Copy the performance and backup checklist between "Pull 30-day trends" and "volume fills overnight.", inclusive, swapping "capacity ticket" for "storage ticket".

**Article**
Start
Performance and Capacity

    Pull 30-day trends from PRTG / SolarWinds / Datadog. Flag any resource sustained above 80% — that's the inflection point where contention starts hitting end-user latency. Document capacity asks for the next budget cycle.

    Volumes under 15% free or growing more than 5% per week get a capacity ticket. Watch for runaway log directories — IIS, SQL transaction logs, and Windows Update cache are the usual culprits when a volume fills overnight.

    Trigger a synthetic alert and confirm it pages the current on-call via PagerDuty / Opsgenie. Schedules drift after every offboarding — a silent monitoring tool is worse than no monitoring tool.

Backup and DR Validation

    Confirm last 7 nights of jobs in Veeam / Datto / Rubrik / Cohesity. Investigate any retry-then-succeed pattern — it's usually the canary for a storage or network problem brewing on the backup target.

    Pick a random file from a random job and restore it to a sandbox VM. The point is to prove the restore path works end-to-end, including the credentials and decryption keys — the documentation that the backup is actually usable, not just that the job ran green.
End
**Information given**
Start
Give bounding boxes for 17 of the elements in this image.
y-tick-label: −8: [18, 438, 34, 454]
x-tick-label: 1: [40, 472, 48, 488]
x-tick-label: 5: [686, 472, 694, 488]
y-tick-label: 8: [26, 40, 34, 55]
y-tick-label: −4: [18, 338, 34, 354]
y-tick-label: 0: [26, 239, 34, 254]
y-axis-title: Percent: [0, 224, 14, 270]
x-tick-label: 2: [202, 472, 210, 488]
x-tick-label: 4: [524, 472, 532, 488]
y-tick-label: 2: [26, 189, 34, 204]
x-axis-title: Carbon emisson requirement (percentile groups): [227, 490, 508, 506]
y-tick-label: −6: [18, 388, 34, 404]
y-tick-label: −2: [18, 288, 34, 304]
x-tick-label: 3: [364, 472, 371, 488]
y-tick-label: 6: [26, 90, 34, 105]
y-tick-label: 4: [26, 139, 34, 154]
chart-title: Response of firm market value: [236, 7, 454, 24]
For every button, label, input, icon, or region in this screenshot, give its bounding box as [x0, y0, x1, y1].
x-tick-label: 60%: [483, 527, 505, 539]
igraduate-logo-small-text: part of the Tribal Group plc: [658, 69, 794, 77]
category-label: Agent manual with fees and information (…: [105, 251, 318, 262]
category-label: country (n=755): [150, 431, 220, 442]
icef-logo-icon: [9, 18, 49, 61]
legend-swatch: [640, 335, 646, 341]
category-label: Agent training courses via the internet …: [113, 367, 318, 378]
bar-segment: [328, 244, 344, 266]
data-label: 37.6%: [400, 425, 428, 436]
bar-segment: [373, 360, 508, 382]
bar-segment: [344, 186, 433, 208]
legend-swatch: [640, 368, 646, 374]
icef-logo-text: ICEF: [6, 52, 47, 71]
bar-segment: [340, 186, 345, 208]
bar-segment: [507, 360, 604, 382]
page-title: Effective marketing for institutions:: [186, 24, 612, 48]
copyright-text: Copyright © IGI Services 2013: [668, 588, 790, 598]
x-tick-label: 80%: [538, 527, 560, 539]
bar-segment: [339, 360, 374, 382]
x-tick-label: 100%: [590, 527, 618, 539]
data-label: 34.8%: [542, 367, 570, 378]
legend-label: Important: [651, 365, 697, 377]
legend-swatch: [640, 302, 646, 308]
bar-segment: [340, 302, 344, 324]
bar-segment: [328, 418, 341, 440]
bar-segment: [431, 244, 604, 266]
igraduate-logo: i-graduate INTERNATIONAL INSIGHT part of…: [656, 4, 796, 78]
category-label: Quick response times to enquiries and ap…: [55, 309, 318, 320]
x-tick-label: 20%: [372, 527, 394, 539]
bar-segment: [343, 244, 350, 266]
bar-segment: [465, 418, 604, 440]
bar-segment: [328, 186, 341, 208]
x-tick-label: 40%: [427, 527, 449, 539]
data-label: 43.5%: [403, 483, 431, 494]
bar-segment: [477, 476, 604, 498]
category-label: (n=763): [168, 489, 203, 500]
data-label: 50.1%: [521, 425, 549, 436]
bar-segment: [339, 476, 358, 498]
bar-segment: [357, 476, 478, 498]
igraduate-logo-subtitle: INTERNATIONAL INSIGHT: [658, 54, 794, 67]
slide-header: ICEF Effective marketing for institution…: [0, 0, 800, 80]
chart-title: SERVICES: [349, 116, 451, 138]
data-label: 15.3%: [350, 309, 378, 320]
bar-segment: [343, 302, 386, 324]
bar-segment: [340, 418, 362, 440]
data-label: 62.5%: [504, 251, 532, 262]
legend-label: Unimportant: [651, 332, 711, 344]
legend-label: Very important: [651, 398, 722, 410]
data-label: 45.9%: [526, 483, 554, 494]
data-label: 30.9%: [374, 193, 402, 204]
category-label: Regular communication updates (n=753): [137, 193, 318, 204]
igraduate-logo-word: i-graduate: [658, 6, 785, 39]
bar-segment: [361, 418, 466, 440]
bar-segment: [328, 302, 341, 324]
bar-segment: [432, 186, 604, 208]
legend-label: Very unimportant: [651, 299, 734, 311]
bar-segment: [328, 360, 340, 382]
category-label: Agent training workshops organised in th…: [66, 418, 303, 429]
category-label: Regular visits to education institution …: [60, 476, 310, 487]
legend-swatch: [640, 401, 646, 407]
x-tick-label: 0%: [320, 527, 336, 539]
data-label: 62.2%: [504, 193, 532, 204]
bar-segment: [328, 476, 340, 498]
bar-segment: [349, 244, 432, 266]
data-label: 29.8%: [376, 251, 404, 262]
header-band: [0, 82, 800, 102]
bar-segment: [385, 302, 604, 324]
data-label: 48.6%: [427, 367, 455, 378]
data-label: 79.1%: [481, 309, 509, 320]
End
Start
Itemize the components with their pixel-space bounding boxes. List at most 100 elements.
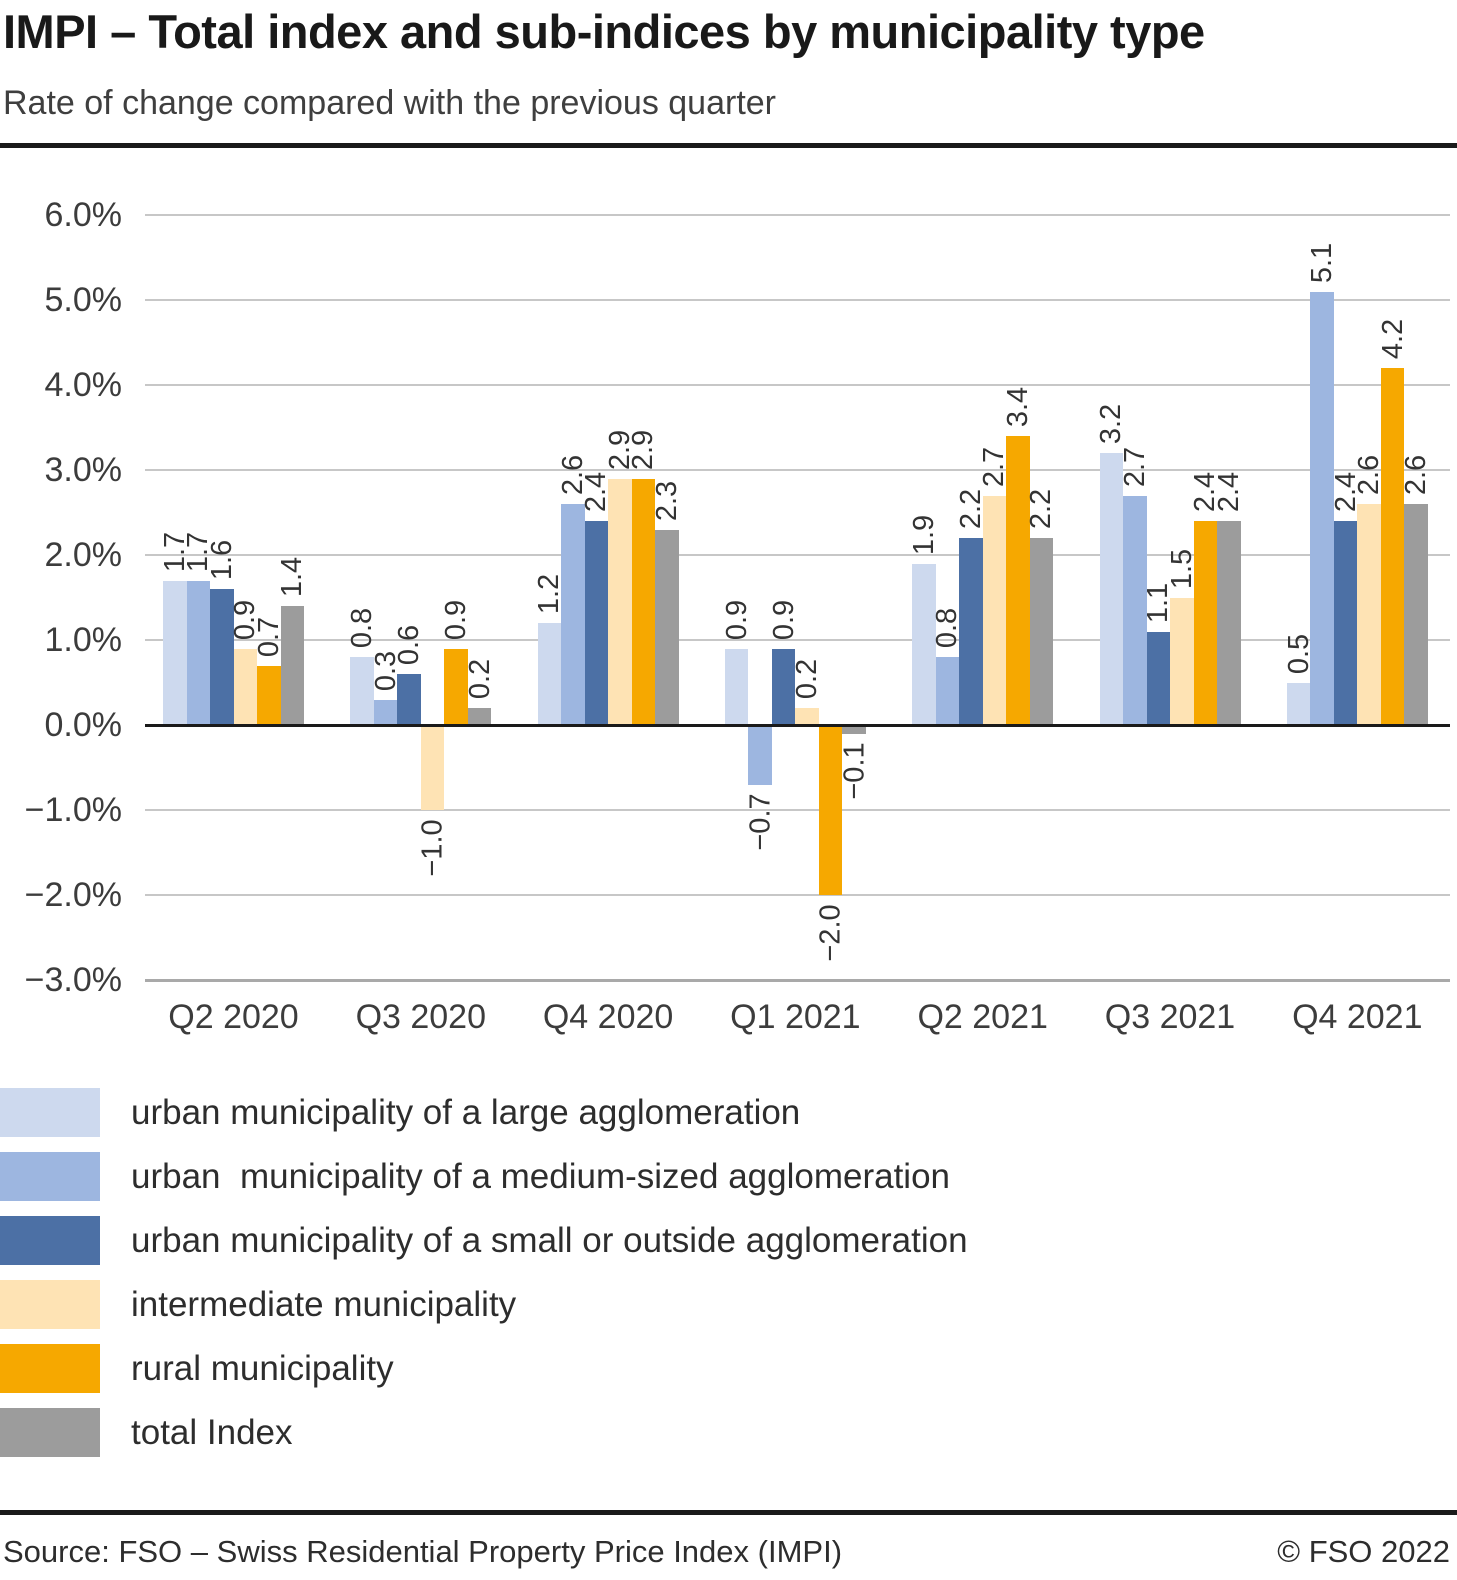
End
**Response to this task**
Pull 30-day trends from PRTG / SolarWinds / Datadog. Flag any resource sustained above 80% — that's the inflection point where contention starts hitting end-user latency. Document capacity asks for the next budget cycle.

    Volumes under 15% free or growing more than 5% per week get a storage ticket. Watch for runaway log directories — IIS, SQL transaction logs, and Windows Update cache are the usual culprits when a volume fills overnight.